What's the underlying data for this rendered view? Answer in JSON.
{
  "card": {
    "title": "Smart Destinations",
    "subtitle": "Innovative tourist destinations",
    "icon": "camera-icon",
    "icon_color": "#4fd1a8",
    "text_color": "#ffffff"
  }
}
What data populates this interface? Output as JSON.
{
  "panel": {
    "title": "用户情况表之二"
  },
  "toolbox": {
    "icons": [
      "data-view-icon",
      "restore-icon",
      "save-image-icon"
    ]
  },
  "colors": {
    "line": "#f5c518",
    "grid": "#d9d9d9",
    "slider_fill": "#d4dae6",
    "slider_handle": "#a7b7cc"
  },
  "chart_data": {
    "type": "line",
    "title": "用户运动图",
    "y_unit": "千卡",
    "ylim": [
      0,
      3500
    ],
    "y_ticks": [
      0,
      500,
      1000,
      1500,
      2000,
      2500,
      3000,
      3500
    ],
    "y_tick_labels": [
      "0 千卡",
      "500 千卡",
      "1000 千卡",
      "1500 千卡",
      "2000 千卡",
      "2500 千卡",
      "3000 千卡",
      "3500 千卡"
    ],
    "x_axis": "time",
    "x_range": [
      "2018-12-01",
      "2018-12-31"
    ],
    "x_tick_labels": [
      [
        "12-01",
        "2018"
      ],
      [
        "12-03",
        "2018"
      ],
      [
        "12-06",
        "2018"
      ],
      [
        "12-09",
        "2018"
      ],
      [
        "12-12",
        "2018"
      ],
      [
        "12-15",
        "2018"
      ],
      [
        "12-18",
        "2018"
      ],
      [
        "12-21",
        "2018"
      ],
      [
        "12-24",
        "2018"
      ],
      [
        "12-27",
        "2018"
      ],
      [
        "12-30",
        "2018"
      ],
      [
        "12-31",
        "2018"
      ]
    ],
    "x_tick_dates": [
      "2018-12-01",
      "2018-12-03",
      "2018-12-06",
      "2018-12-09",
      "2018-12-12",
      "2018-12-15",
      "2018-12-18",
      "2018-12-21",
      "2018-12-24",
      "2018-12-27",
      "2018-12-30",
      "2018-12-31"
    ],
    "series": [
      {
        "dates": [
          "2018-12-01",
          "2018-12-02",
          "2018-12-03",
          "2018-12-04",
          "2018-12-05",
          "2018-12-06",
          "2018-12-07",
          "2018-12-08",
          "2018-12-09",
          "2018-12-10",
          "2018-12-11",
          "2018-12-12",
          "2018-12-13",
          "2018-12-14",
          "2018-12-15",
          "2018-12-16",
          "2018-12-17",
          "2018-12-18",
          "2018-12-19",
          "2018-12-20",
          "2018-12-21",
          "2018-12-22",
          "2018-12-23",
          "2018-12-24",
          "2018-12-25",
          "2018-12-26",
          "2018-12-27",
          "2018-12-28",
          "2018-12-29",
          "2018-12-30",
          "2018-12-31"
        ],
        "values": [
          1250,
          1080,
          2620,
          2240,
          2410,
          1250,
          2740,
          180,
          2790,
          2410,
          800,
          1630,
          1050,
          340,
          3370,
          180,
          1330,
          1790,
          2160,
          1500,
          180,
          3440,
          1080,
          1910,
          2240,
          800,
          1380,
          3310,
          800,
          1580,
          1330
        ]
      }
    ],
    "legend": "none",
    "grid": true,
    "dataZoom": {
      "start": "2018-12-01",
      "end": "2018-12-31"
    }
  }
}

- _Brief_
Extract every entry in the listing word for word.

- _Answer to this problem_
What's the underlying data for this rendered view? Answer in JSON.
{
  "card": {
    "title": "Smart Destinations",
    "subtitle": "Innovative tourist destinations",
    "icon": "camera-icon",
    "icon_color": "#4fd1a8",
    "text_color": "#ffffff"
  }
}
What data populates this interface? Output as JSON.
{
  "panel": {
    "title": "用户情况表之二"
  },
  "toolbox": {
    "icons": [
      "data-view-icon",
      "restore-icon",
      "save-image-icon"
    ]
  },
  "colors": {
    "line": "#f5c518",
    "grid": "#d9d9d9",
    "slider_fill": "#d4dae6",
    "slider_handle": "#a7b7cc"
  },
  "chart_data": {
    "type": "line",
    "title": "用户运动图",
    "y_unit": "千卡",
    "ylim": [
      0,
      3500
    ],
    "y_ticks": [
      0,
      500,
      1000,
      1500,
      2000,
      2500,
      3000,
      3500
    ],
    "y_tick_labels": [
      "0 千卡",
      "500 千卡",
      "1000 千卡",
      "1500 千卡",
      "2000 千卡",
      "2500 千卡",
      "3000 千卡",
      "3500 千卡"
    ],
    "x_axis": "time",
    "x_range": [
      "2018-12-01",
      "2018-12-31"
    ],
    "x_tick_labels": [
      [
        "12-01",
        "2018"
      ],
      [
        "12-03",
        "2018"
      ],
      [
        "12-06",
        "2018"
      ],
      [
        "12-09",
        "2018"
      ],
      [
        "12-12",
        "2018"
      ],
      [
        "12-15",
        "2018"
      ],
      [
        "12-18",
        "2018"
      ],
      [
        "12-21",
        "2018"
      ],
      [
        "12-24",
        "2018"
      ],
      [
        "12-27",
        "2018"
      ],
      [
        "12-30",
        "2018"
      ],
      [
        "12-31",
        "2018"
      ]
    ],
    "x_tick_dates": [
      "2018-12-01",
      "2018-12-03",
      "2018-12-06",
      "2018-12-09",
      "2018-12-12",
      "2018-12-15",
      "2018-12-18",
      "2018-12-21",
      "2018-12-24",
      "2018-12-27",
      "2018-12-30",
      "2018-12-31"
    ],
    "series": [
      {
        "dates": [
          "2018-12-01",
          "2018-12-02",
          "2018-12-03",
          "2018-12-04",
          "2018-12-05",
          "2018-12-06",
          "2018-12-07",
          "2018-12-08",
          "2018-12-09",
          "2018-12-10",
          "2018-12-11",
          "2018-12-12",
          "2018-12-13",
          "2018-12-14",
          "2018-12-15",
          "2018-12-16",
          "2018-12-17",
          "2018-12-18",
          "2018-12-19",
          "2018-12-20",
          "2018-12-21",
          "2018-12-22",
          "2018-12-23",
          "2018-12-24",
          "2018-12-25",
          "2018-12-26",
          "2018-12-27",
          "2018-12-28",
          "2018-12-29",
          "2018-12-30",
          "2018-12-31"
        ],
        "values": [
          1250,
          1080,
          2620,
          2240,
          2410,
          1250,
          2740,
          180,
          2790,
          2410,
          800,
          1630,
          1050,
          340,
          3370,
          180,
          1330,
          1790,
          2160,
          1500,
          180,
          3440,
          1080,
          1910,
          2240,
          800,
          1380,
          3310,
          800,
          1580,
          1330
        ]
      }
    ],
    "legend": "none",
    "grid": true,
    "dataZoom": {
      "start": "2018-12-01",
      "end": "2018-12-31"
    }
  }
}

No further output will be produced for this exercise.